** start of Data to use **

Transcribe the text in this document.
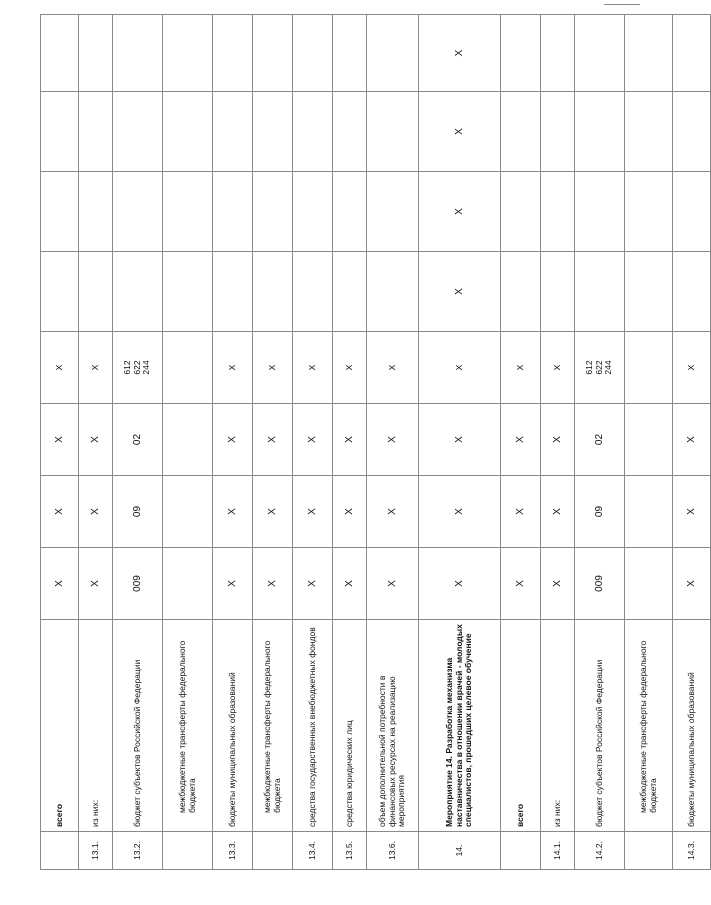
	всего	X	X	X	X				
13.1.	из них:	X	X	X	X				
13.2.	бюджет субъектов Российской Федерации	009	09	02	612
622
244				
	межбюджетные трансферты федерального бюджета								
13.3.	бюджеты муниципальных образований	X	X	X	X				
	межбюджетные трансферты федерального бюджета	X	X	X	X				
13.4.	средства государственных внебюджетных фондов	X	X	X	X				
13.5.	средства юридических лиц	X	X	X	X				
13.6.	объем дополнительной потребности в финансовых ресурсах на реализацию мероприятия	X	X	X	X				
14.	Мероприятие 14. Разработка механизма наставничества в отношении врачей - молодых специалистов, прошедших целевое обучение	X	X	X	X	X	X	X	X
	всего	X	X	X	X				
14.1.	из них:	X	X	X	X				
14.2.	бюджет субъектов Российской Федерации	009	09	02	612
622
244				
	межбюджетные трансферты федерального бюджета								
14.3.	бюджеты муниципальных образований	X	X	X	X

** end of Data to use **

Goal: Repeat the material above in full and unchanged, minus its images.

Final result:
Transcribe the text in this document.
	всего	X	X	X	X				
13.1.	из них:	X	X	X	X				
13.2.	бюджет субъектов Российской Федерации	009	09	02	612
622
244				
	межбюджетные трансферты федерального бюджета								
13.3.	бюджеты муниципальных образований	X	X	X	X				
	межбюджетные трансферты федерального бюджета	X	X	X	X				
13.4.	средства государственных внебюджетных фондов	X	X	X	X				
13.5.	средства юридических лиц	X	X	X	X				
13.6.	объем дополнительной потребности в финансовых ресурсах на реализацию мероприятия	X	X	X	X				
14.	Мероприятие 14. Разработка механизма наставничества в отношении врачей - молодых специалистов, прошедших целевое обучение	X	X	X	X	X	X	X	X
	всего	X	X	X	X				
14.1.	из них:	X	X	X	X				
14.2.	бюджет субъектов Российской Федерации	009	09	02	612
622
244				
	межбюджетные трансферты федерального бюджета								
14.3.	бюджеты муниципальных образований	X	X	X	X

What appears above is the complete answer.